• Supplied records
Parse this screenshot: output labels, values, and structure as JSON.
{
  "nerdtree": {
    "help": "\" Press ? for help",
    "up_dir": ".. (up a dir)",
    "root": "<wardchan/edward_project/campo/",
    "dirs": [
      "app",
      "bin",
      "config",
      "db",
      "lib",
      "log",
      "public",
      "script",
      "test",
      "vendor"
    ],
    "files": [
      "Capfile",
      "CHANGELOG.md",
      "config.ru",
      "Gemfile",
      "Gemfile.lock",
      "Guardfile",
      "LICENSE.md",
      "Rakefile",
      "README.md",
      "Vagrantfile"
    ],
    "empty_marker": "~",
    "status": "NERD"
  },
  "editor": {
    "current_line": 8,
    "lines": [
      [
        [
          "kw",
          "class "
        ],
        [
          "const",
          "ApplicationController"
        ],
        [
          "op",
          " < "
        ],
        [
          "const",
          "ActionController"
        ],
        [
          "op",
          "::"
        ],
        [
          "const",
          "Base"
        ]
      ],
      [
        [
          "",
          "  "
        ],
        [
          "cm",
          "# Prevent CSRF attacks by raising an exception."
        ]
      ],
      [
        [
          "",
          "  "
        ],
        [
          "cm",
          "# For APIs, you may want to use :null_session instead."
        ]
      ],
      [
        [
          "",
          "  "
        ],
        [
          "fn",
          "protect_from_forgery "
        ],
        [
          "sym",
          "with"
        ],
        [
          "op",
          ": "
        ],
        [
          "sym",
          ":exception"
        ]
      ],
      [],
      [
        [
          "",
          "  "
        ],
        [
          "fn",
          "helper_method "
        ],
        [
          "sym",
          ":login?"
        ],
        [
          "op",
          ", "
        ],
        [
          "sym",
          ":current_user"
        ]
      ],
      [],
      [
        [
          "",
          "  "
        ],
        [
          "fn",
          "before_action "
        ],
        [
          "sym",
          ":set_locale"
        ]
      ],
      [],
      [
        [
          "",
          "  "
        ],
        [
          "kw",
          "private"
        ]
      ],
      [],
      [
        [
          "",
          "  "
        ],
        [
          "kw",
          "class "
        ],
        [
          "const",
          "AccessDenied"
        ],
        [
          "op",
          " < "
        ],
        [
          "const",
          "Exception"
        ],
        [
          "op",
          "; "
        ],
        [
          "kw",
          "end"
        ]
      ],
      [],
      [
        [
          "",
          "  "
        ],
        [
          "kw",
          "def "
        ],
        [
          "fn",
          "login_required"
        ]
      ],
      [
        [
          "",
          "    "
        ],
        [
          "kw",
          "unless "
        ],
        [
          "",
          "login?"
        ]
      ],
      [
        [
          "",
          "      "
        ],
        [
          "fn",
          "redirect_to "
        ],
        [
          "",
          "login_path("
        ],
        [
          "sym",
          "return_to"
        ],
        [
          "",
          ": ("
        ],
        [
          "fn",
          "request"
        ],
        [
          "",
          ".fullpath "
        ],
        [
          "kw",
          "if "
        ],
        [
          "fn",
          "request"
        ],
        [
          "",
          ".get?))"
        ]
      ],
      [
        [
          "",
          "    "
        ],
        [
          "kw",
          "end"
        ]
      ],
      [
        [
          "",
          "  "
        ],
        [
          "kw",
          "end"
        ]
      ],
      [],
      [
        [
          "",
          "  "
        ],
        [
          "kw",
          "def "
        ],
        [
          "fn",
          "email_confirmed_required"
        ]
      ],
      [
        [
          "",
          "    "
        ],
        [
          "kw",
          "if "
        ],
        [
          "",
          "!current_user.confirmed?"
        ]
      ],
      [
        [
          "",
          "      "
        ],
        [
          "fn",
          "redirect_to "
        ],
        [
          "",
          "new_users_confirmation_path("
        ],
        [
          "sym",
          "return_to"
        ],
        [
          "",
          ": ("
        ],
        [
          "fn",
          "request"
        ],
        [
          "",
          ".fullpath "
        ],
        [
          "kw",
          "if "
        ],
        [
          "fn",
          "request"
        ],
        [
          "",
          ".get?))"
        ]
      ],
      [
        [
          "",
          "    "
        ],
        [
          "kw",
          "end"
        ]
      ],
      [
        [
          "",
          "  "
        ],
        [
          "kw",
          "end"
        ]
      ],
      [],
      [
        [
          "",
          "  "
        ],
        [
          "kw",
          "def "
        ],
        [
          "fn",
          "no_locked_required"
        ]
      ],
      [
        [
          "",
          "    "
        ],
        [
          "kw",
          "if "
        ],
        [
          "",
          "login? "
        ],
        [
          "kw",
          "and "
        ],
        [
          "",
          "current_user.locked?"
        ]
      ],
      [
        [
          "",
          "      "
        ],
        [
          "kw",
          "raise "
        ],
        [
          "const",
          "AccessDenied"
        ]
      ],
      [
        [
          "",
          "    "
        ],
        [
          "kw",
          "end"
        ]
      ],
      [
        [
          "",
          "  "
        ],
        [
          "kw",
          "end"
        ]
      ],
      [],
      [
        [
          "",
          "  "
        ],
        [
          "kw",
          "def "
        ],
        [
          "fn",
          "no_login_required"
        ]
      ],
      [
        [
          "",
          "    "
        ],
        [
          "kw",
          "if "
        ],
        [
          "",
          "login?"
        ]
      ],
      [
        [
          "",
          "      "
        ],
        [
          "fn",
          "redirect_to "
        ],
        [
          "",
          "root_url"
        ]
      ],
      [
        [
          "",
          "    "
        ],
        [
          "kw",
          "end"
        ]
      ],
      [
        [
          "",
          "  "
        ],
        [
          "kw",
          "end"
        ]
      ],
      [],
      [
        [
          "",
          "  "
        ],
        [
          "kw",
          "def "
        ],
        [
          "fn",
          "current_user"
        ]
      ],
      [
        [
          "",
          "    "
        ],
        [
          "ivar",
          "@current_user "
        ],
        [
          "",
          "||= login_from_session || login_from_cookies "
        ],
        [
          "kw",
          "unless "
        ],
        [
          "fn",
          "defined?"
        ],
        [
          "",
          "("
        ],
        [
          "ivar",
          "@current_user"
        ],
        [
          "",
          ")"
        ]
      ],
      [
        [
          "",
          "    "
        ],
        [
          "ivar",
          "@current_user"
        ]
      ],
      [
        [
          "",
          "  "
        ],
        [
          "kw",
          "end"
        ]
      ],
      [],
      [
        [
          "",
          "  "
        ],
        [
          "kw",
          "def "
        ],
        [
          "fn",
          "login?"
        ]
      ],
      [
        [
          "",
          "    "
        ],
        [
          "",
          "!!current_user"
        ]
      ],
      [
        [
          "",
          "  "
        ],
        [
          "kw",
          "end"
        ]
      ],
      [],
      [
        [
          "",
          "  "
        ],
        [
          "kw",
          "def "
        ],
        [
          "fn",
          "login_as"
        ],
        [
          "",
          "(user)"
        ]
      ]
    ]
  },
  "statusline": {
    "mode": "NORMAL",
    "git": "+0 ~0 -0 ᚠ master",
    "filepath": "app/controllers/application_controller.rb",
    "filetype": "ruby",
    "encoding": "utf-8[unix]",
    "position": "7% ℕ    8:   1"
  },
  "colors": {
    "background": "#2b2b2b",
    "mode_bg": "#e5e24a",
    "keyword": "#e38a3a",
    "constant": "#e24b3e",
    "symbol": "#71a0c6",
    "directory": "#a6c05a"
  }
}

• What needs to be done
All the data must be duplicated exactly, with nothing added or removed.

• Written response
Parse this screenshot: output labels, values, and structure as JSON.
{
  "nerdtree": {
    "help": "\" Press ? for help",
    "up_dir": ".. (up a dir)",
    "root": "<wardchan/edward_project/campo/",
    "dirs": [
      "app",
      "bin",
      "config",
      "db",
      "lib",
      "log",
      "public",
      "script",
      "test",
      "vendor"
    ],
    "files": [
      "Capfile",
      "CHANGELOG.md",
      "config.ru",
      "Gemfile",
      "Gemfile.lock",
      "Guardfile",
      "LICENSE.md",
      "Rakefile",
      "README.md",
      "Vagrantfile"
    ],
    "empty_marker": "~",
    "status": "NERD"
  },
  "editor": {
    "current_line": 8,
    "lines": [
      [
        [
          "kw",
          "class "
        ],
        [
          "const",
          "ApplicationController"
        ],
        [
          "op",
          " < "
        ],
        [
          "const",
          "ActionController"
        ],
        [
          "op",
          "::"
        ],
        [
          "const",
          "Base"
        ]
      ],
      [
        [
          "",
          "  "
        ],
        [
          "cm",
          "# Prevent CSRF attacks by raising an exception."
        ]
      ],
      [
        [
          "",
          "  "
        ],
        [
          "cm",
          "# For APIs, you may want to use :null_session instead."
        ]
      ],
      [
        [
          "",
          "  "
        ],
        [
          "fn",
          "protect_from_forgery "
        ],
        [
          "sym",
          "with"
        ],
        [
          "op",
          ": "
        ],
        [
          "sym",
          ":exception"
        ]
      ],
      [],
      [
        [
          "",
          "  "
        ],
        [
          "fn",
          "helper_method "
        ],
        [
          "sym",
          ":login?"
        ],
        [
          "op",
          ", "
        ],
        [
          "sym",
          ":current_user"
        ]
      ],
      [],
      [
        [
          "",
          "  "
        ],
        [
          "fn",
          "before_action "
        ],
        [
          "sym",
          ":set_locale"
        ]
      ],
      [],
      [
        [
          "",
          "  "
        ],
        [
          "kw",
          "private"
        ]
      ],
      [],
      [
        [
          "",
          "  "
        ],
        [
          "kw",
          "class "
        ],
        [
          "const",
          "AccessDenied"
        ],
        [
          "op",
          " < "
        ],
        [
          "const",
          "Exception"
        ],
        [
          "op",
          "; "
        ],
        [
          "kw",
          "end"
        ]
      ],
      [],
      [
        [
          "",
          "  "
        ],
        [
          "kw",
          "def "
        ],
        [
          "fn",
          "login_required"
        ]
      ],
      [
        [
          "",
          "    "
        ],
        [
          "kw",
          "unless "
        ],
        [
          "",
          "login?"
        ]
      ],
      [
        [
          "",
          "      "
        ],
        [
          "fn",
          "redirect_to "
        ],
        [
          "",
          "login_path("
        ],
        [
          "sym",
          "return_to"
        ],
        [
          "",
          ": ("
        ],
        [
          "fn",
          "request"
        ],
        [
          "",
          ".fullpath "
        ],
        [
          "kw",
          "if "
        ],
        [
          "fn",
          "request"
        ],
        [
          "",
          ".get?))"
        ]
      ],
      [
        [
          "",
          "    "
        ],
        [
          "kw",
          "end"
        ]
      ],
      [
        [
          "",
          "  "
        ],
        [
          "kw",
          "end"
        ]
      ],
      [],
      [
        [
          "",
          "  "
        ],
        [
          "kw",
          "def "
        ],
        [
          "fn",
          "email_confirmed_required"
        ]
      ],
      [
        [
          "",
          "    "
        ],
        [
          "kw",
          "if "
        ],
        [
          "",
          "!current_user.confirmed?"
        ]
      ],
      [
        [
          "",
          "      "
        ],
        [
          "fn",
          "redirect_to "
        ],
        [
          "",
          "new_users_confirmation_path("
        ],
        [
          "sym",
          "return_to"
        ],
        [
          "",
          ": ("
        ],
        [
          "fn",
          "request"
        ],
        [
          "",
          ".fullpath "
        ],
        [
          "kw",
          "if "
        ],
        [
          "fn",
          "request"
        ],
        [
          "",
          ".get?))"
        ]
      ],
      [
        [
          "",
          "    "
        ],
        [
          "kw",
          "end"
        ]
      ],
      [
        [
          "",
          "  "
        ],
        [
          "kw",
          "end"
        ]
      ],
      [],
      [
        [
          "",
          "  "
        ],
        [
          "kw",
          "def "
        ],
        [
          "fn",
          "no_locked_required"
        ]
      ],
      [
        [
          "",
          "    "
        ],
        [
          "kw",
          "if "
        ],
        [
          "",
          "login? "
        ],
        [
          "kw",
          "and "
        ],
        [
          "",
          "current_user.locked?"
        ]
      ],
      [
        [
          "",
          "      "
        ],
        [
          "kw",
          "raise "
        ],
        [
          "const",
          "AccessDenied"
        ]
      ],
      [
        [
          "",
          "    "
        ],
        [
          "kw",
          "end"
        ]
      ],
      [
        [
          "",
          "  "
        ],
        [
          "kw",
          "end"
        ]
      ],
      [],
      [
        [
          "",
          "  "
        ],
        [
          "kw",
          "def "
        ],
        [
          "fn",
          "no_login_required"
        ]
      ],
      [
        [
          "",
          "    "
        ],
        [
          "kw",
          "if "
        ],
        [
          "",
          "login?"
        ]
      ],
      [
        [
          "",
          "      "
        ],
        [
          "fn",
          "redirect_to "
        ],
        [
          "",
          "root_url"
        ]
      ],
      [
        [
          "",
          "    "
        ],
        [
          "kw",
          "end"
        ]
      ],
      [
        [
          "",
          "  "
        ],
        [
          "kw",
          "end"
        ]
      ],
      [],
      [
        [
          "",
          "  "
        ],
        [
          "kw",
          "def "
        ],
        [
          "fn",
          "current_user"
        ]
      ],
      [
        [
          "",
          "    "
        ],
        [
          "ivar",
          "@current_user "
        ],
        [
          "",
          "||= login_from_session || login_from_cookies "
        ],
        [
          "kw",
          "unless "
        ],
        [
          "fn",
          "defined?"
        ],
        [
          "",
          "("
        ],
        [
          "ivar",
          "@current_user"
        ],
        [
          "",
          ")"
        ]
      ],
      [
        [
          "",
          "    "
        ],
        [
          "ivar",
          "@current_user"
        ]
      ],
      [
        [
          "",
          "  "
        ],
        [
          "kw",
          "end"
        ]
      ],
      [],
      [
        [
          "",
          "  "
        ],
        [
          "kw",
          "def "
        ],
        [
          "fn",
          "login?"
        ]
      ],
      [
        [
          "",
          "    "
        ],
        [
          "",
          "!!current_user"
        ]
      ],
      [
        [
          "",
          "  "
        ],
        [
          "kw",
          "end"
        ]
      ],
      [],
      [
        [
          "",
          "  "
        ],
        [
          "kw",
          "def "
        ],
        [
          "fn",
          "login_as"
        ],
        [
          "",
          "(user)"
        ]
      ]
    ]
  },
  "statusline": {
    "mode": "NORMAL",
    "git": "+0 ~0 -0 ᚠ master",
    "filepath": "app/controllers/application_controller.rb",
    "filetype": "ruby",
    "encoding": "utf-8[unix]",
    "position": "7% ℕ    8:   1"
  },
  "colors": {
    "background": "#2b2b2b",
    "mode_bg": "#e5e24a",
    "keyword": "#e38a3a",
    "constant": "#e24b3e",
    "symbol": "#71a0c6",
    "directory": "#a6c05a"
  }
}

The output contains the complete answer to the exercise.